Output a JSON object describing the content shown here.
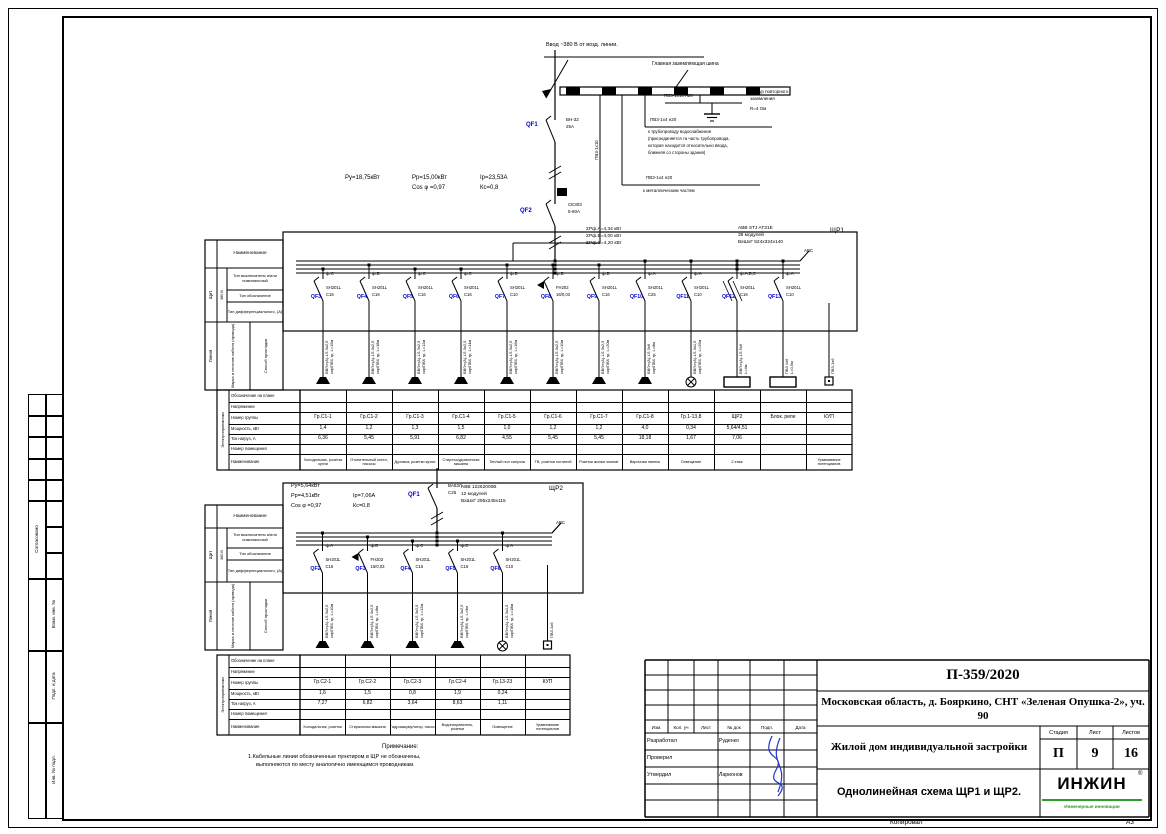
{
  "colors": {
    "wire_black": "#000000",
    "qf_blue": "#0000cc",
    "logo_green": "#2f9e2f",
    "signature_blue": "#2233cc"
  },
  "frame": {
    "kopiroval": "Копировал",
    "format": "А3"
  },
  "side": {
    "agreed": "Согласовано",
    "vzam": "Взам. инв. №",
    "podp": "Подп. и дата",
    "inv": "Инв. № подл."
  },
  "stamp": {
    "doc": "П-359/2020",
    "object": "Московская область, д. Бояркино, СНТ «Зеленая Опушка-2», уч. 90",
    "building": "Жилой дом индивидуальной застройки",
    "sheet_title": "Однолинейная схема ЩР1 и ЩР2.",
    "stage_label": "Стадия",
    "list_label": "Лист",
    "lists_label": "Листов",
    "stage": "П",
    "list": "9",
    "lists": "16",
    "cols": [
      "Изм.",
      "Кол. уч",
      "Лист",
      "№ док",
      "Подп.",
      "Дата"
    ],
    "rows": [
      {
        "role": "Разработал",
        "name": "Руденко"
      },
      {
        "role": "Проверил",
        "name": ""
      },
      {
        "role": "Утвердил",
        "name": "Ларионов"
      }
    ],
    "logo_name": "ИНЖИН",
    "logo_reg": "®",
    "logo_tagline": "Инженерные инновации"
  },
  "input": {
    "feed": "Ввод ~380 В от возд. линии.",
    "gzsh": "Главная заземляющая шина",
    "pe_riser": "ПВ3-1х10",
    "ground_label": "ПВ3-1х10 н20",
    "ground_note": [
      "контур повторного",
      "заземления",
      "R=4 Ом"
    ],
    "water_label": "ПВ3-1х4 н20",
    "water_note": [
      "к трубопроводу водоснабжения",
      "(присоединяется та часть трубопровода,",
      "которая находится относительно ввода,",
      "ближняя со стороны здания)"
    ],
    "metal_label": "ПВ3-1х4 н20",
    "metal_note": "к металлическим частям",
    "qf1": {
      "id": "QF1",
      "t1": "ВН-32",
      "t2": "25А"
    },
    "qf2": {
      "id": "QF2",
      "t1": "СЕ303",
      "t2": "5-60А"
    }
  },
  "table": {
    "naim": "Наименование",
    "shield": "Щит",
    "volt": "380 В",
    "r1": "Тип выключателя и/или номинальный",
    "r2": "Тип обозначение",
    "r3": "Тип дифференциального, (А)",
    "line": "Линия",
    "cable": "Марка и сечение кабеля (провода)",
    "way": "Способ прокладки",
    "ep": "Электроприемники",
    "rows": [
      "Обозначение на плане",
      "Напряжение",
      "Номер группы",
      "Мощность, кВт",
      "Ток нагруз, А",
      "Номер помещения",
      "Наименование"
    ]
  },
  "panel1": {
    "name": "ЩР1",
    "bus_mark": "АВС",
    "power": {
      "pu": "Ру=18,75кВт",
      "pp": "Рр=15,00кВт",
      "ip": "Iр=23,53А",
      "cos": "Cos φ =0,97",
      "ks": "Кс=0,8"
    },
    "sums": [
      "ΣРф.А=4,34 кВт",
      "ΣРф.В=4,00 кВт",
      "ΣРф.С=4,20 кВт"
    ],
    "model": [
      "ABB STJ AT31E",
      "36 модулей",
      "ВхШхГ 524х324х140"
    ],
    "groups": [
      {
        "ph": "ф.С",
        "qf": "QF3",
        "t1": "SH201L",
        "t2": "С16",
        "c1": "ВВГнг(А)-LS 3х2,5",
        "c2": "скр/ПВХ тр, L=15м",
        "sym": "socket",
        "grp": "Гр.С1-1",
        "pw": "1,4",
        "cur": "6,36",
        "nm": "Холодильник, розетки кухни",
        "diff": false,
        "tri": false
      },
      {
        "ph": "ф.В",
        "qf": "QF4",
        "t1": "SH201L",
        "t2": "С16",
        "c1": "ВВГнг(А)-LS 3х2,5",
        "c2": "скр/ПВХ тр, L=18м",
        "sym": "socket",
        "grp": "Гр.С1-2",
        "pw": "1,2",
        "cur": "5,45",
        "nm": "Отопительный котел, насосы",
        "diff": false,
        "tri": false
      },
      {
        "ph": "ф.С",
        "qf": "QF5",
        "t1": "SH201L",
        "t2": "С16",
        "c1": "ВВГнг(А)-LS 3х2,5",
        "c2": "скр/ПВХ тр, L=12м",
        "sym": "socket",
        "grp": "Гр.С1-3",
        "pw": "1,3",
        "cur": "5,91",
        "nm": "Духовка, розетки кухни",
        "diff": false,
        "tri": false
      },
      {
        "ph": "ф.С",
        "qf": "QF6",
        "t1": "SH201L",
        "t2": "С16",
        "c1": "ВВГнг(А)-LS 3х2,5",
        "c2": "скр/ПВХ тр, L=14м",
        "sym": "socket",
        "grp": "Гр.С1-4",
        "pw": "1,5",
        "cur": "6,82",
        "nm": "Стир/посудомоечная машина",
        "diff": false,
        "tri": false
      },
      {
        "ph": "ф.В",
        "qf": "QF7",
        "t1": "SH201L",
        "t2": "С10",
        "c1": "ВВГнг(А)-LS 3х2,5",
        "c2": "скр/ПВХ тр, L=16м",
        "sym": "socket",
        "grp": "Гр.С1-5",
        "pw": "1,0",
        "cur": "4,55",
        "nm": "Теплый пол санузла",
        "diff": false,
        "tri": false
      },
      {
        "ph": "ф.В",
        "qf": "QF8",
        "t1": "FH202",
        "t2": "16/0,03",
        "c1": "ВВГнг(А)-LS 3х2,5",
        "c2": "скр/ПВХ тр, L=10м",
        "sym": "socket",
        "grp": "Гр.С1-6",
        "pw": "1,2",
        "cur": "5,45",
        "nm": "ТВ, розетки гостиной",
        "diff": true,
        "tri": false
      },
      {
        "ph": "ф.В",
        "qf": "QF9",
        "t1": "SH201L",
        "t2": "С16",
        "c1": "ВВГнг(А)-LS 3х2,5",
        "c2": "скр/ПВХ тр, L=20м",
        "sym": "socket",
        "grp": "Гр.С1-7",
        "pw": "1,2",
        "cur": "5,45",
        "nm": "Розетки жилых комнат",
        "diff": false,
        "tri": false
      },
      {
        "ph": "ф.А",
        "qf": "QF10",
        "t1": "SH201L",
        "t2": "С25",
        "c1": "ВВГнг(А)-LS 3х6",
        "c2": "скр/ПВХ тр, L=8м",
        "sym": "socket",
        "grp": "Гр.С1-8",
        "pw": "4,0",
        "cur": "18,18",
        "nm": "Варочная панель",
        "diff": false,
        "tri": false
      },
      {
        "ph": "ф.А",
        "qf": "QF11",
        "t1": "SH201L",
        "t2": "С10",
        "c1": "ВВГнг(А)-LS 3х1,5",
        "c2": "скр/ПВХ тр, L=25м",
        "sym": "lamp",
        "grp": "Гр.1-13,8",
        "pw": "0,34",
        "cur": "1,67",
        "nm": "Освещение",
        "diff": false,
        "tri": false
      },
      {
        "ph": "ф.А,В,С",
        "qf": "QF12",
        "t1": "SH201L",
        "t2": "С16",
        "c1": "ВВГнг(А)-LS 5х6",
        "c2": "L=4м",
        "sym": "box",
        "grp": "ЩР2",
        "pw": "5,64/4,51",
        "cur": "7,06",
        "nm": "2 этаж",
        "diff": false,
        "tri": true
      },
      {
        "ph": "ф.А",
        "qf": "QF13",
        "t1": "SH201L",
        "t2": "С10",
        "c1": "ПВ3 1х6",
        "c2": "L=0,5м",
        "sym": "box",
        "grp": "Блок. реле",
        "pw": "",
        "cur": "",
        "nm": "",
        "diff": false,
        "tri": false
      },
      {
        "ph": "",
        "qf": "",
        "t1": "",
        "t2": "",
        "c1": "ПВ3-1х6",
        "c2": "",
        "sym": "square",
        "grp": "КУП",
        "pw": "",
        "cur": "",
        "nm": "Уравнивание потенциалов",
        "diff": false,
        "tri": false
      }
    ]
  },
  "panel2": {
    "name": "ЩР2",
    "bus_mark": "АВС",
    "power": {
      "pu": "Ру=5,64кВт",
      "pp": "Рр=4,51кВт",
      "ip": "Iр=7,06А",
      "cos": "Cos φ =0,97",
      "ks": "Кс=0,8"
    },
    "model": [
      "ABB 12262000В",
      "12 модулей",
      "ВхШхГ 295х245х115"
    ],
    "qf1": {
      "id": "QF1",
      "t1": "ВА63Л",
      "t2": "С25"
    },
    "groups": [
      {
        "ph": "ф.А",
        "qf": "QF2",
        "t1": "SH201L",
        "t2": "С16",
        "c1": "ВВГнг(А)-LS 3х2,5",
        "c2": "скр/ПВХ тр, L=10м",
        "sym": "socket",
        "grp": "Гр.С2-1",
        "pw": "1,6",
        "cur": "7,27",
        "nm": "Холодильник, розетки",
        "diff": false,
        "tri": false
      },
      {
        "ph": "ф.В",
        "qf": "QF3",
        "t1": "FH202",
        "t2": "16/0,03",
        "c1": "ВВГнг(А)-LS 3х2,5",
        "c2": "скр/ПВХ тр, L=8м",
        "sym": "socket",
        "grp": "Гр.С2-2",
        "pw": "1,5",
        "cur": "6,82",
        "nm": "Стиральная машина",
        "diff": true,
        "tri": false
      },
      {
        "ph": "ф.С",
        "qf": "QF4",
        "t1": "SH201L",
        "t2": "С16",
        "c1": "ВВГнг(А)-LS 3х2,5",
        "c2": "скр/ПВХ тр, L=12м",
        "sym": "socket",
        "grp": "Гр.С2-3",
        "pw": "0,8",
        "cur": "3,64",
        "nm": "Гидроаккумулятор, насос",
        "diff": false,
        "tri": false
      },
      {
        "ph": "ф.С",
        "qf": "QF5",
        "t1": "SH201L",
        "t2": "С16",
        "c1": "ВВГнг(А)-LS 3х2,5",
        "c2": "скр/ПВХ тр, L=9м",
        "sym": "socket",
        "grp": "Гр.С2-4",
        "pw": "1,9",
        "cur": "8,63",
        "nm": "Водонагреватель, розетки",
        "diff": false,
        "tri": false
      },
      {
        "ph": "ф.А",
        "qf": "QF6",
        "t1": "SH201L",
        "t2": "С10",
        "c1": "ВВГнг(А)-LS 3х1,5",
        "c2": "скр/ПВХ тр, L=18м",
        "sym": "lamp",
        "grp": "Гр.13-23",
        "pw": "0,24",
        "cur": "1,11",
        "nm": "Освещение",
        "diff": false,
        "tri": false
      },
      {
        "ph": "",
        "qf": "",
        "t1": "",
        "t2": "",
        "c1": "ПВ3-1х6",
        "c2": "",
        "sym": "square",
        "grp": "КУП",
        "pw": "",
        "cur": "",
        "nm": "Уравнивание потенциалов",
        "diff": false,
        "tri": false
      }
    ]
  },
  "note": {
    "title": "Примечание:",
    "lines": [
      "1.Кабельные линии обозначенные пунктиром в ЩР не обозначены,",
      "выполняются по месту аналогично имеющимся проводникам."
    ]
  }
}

========================

Stated exercise: Copy each line of the records above that carries the word "машина".

Response:
        "nm": "Стир/посудомоечная машина",
        "nm": "Стиральная машина",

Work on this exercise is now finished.